>> start Data lines

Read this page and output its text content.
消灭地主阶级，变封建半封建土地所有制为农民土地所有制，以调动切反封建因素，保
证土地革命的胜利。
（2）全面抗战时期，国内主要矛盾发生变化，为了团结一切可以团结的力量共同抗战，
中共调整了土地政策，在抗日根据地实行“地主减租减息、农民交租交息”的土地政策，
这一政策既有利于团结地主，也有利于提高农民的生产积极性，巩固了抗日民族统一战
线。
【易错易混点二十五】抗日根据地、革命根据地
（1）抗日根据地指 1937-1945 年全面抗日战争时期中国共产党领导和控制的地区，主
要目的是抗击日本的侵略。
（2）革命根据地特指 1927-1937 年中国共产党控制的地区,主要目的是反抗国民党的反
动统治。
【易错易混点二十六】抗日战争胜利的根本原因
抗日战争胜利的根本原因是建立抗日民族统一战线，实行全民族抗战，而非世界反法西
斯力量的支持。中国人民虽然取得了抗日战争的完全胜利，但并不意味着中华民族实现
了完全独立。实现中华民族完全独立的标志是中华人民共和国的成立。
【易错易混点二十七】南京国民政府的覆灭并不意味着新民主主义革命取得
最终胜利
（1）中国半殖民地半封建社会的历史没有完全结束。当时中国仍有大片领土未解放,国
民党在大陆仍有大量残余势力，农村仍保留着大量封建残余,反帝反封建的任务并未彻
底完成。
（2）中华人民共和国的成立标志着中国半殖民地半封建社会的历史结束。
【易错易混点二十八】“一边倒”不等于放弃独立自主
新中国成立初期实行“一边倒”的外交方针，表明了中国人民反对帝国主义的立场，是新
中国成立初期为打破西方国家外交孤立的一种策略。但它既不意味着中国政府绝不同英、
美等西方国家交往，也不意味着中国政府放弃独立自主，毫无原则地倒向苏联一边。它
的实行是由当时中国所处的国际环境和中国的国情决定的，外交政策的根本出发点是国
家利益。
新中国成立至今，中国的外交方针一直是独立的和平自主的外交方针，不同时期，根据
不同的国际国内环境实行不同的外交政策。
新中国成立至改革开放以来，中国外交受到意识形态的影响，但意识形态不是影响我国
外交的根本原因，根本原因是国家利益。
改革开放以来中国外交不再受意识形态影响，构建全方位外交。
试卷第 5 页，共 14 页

>> end Data lines

Given request:
Reproduce each line verbatim.

The reply:
Read this page and output its text content.
消灭地主阶级，变封建半封建土地所有制为农民土地所有制，以调动切反封建因素，保
证土地革命的胜利。
（2）全面抗战时期，国内主要矛盾发生变化，为了团结一切可以团结的力量共同抗战，
中共调整了土地政策，在抗日根据地实行“地主减租减息、农民交租交息”的土地政策，
这一政策既有利于团结地主，也有利于提高农民的生产积极性，巩固了抗日民族统一战
线。
【易错易混点二十五】抗日根据地、革命根据地
（1）抗日根据地指 1937-1945 年全面抗日战争时期中国共产党领导和控制的地区，主
要目的是抗击日本的侵略。
（2）革命根据地特指 1927-1937 年中国共产党控制的地区,主要目的是反抗国民党的反
动统治。
【易错易混点二十六】抗日战争胜利的根本原因
抗日战争胜利的根本原因是建立抗日民族统一战线，实行全民族抗战，而非世界反法西
斯力量的支持。中国人民虽然取得了抗日战争的完全胜利，但并不意味着中华民族实现
了完全独立。实现中华民族完全独立的标志是中华人民共和国的成立。
【易错易混点二十七】南京国民政府的覆灭并不意味着新民主主义革命取得
最终胜利
（1）中国半殖民地半封建社会的历史没有完全结束。当时中国仍有大片领土未解放,国
民党在大陆仍有大量残余势力，农村仍保留着大量封建残余,反帝反封建的任务并未彻
底完成。
（2）中华人民共和国的成立标志着中国半殖民地半封建社会的历史结束。
【易错易混点二十八】“一边倒”不等于放弃独立自主
新中国成立初期实行“一边倒”的外交方针，表明了中国人民反对帝国主义的立场，是新
中国成立初期为打破西方国家外交孤立的一种策略。但它既不意味着中国政府绝不同英、
美等西方国家交往，也不意味着中国政府放弃独立自主，毫无原则地倒向苏联一边。它
的实行是由当时中国所处的国际环境和中国的国情决定的，外交政策的根本出发点是国
家利益。
新中国成立至今，中国的外交方针一直是独立的和平自主的外交方针，不同时期，根据
不同的国际国内环境实行不同的外交政策。
新中国成立至改革开放以来，中国外交受到意识形态的影响，但意识形态不是影响我国
外交的根本原因，根本原因是国家利益。
改革开放以来中国外交不再受意识形态影响，构建全方位外交。
试卷第 5 页，共 14 页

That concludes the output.